### Task objective
Your reply should be one number: the count of lines holding the word "color".

-------- Source material

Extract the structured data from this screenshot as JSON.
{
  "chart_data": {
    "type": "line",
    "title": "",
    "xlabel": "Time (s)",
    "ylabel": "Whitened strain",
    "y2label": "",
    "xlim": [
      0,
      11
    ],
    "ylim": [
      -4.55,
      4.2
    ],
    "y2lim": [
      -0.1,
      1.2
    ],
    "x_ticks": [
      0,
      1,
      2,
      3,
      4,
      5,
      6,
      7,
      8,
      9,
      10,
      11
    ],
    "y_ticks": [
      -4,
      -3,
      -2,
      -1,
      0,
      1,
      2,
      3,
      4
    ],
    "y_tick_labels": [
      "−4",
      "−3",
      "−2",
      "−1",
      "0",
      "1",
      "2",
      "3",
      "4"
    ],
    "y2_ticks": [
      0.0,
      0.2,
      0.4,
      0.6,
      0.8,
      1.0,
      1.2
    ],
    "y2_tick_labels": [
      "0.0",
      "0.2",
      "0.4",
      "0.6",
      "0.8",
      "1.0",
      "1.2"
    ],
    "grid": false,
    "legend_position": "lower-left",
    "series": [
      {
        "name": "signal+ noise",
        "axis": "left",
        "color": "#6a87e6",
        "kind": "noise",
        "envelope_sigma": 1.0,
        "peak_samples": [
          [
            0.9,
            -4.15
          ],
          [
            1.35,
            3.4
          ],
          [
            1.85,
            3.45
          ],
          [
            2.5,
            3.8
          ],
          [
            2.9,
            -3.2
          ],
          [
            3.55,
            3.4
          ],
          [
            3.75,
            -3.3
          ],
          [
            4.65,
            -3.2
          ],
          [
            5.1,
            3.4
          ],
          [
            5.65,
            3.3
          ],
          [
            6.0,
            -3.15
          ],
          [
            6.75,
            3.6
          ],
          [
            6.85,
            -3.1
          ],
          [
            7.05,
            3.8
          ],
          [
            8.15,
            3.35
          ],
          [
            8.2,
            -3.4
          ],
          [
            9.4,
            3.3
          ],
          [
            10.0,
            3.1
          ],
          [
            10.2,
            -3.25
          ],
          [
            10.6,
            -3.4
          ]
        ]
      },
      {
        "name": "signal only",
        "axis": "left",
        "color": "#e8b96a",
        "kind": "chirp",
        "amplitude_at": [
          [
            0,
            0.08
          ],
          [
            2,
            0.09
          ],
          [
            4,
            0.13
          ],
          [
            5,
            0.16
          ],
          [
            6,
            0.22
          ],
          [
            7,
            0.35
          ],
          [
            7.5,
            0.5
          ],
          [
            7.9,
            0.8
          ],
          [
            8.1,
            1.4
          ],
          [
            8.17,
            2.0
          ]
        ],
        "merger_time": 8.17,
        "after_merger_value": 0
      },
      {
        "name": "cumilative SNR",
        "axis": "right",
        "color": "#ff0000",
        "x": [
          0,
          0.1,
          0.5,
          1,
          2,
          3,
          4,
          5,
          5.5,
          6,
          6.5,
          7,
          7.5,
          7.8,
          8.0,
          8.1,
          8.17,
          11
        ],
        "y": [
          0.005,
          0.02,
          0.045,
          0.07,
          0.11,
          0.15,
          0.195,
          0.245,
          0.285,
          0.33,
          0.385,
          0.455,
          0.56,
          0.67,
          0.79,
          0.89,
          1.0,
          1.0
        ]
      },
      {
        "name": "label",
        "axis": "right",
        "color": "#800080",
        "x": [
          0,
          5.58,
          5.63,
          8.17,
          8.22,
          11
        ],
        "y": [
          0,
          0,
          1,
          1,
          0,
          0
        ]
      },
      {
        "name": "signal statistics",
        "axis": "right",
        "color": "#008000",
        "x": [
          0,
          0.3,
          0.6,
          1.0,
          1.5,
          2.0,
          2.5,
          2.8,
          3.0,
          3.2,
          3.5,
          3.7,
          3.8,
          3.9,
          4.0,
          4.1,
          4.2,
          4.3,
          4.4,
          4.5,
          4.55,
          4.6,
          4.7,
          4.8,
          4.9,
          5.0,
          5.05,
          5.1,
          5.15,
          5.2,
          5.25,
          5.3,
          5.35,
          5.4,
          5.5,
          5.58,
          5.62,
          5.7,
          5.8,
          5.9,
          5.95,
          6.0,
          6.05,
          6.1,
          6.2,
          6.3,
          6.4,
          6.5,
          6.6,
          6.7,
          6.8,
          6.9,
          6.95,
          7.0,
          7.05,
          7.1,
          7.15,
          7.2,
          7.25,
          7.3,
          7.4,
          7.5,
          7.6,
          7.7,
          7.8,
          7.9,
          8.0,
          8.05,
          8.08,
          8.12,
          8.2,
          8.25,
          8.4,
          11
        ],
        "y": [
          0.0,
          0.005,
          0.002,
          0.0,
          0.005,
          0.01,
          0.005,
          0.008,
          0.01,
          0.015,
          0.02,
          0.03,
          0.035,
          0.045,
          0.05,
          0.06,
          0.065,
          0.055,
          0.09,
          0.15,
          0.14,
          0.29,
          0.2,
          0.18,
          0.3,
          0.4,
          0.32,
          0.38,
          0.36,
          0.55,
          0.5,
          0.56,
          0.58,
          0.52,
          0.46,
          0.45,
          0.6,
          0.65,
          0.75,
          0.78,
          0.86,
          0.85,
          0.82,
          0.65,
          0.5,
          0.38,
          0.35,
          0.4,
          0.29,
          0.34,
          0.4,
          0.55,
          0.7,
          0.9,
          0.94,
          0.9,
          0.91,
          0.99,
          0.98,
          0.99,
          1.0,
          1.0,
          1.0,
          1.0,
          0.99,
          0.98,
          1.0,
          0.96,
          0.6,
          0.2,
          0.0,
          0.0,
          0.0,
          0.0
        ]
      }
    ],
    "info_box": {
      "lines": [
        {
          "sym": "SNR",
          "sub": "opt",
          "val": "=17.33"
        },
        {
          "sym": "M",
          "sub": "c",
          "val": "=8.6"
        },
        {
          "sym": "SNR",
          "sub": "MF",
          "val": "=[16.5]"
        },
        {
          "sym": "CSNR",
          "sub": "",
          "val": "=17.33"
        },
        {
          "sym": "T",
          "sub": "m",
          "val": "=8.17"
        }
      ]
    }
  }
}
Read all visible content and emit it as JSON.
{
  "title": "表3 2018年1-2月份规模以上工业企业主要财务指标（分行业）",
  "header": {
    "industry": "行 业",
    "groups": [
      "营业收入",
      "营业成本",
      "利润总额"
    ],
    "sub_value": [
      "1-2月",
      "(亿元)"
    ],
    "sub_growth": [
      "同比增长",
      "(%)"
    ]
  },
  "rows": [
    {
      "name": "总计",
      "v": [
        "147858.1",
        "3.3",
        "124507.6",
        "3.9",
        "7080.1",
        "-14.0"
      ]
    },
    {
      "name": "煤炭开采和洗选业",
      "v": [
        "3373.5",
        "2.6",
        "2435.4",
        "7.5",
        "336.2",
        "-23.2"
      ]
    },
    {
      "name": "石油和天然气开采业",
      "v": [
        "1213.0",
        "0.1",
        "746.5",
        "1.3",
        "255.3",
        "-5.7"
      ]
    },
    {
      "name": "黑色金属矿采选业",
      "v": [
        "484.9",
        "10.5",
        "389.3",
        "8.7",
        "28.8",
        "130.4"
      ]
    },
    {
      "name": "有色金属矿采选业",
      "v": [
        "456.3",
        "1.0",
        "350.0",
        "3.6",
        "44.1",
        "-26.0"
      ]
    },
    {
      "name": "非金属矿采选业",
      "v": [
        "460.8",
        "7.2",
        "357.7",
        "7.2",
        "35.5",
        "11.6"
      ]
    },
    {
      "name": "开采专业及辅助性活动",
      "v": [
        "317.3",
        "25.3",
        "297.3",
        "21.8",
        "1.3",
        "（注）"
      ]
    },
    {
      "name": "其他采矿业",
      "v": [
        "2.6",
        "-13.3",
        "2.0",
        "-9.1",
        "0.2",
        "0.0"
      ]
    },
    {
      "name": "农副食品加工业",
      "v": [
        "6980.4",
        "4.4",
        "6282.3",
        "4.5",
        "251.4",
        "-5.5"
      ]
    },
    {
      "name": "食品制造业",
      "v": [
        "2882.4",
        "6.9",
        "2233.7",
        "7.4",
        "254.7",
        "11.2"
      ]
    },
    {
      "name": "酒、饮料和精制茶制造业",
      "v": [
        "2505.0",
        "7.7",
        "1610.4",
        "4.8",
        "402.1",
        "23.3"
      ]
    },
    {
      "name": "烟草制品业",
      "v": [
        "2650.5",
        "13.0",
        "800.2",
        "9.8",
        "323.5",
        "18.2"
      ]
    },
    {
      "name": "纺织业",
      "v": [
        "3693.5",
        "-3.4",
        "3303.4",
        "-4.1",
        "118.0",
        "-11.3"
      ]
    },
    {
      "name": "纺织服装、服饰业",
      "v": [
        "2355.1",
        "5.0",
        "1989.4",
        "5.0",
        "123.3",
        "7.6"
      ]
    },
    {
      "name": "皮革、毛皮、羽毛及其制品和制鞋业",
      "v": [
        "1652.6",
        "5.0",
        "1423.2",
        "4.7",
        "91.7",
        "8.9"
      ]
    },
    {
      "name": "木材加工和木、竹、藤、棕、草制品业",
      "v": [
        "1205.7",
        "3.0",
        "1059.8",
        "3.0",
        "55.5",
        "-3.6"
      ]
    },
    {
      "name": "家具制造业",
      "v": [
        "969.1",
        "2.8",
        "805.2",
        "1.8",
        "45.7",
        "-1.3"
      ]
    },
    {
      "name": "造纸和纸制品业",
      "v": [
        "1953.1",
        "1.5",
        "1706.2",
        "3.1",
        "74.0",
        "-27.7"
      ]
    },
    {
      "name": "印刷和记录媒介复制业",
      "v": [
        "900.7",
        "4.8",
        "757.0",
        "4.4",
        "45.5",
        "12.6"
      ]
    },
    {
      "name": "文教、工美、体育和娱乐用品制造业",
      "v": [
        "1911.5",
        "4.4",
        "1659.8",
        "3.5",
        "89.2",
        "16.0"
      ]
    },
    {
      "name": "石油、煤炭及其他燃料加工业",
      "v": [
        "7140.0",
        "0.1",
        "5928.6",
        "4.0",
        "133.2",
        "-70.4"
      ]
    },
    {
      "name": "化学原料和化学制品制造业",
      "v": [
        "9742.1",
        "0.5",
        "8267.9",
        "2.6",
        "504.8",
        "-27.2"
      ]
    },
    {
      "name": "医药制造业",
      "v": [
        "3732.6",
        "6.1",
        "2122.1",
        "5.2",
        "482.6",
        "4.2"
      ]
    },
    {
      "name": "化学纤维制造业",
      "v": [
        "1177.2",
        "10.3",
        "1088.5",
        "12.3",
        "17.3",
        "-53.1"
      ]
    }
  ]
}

----------------

### Expected answer
5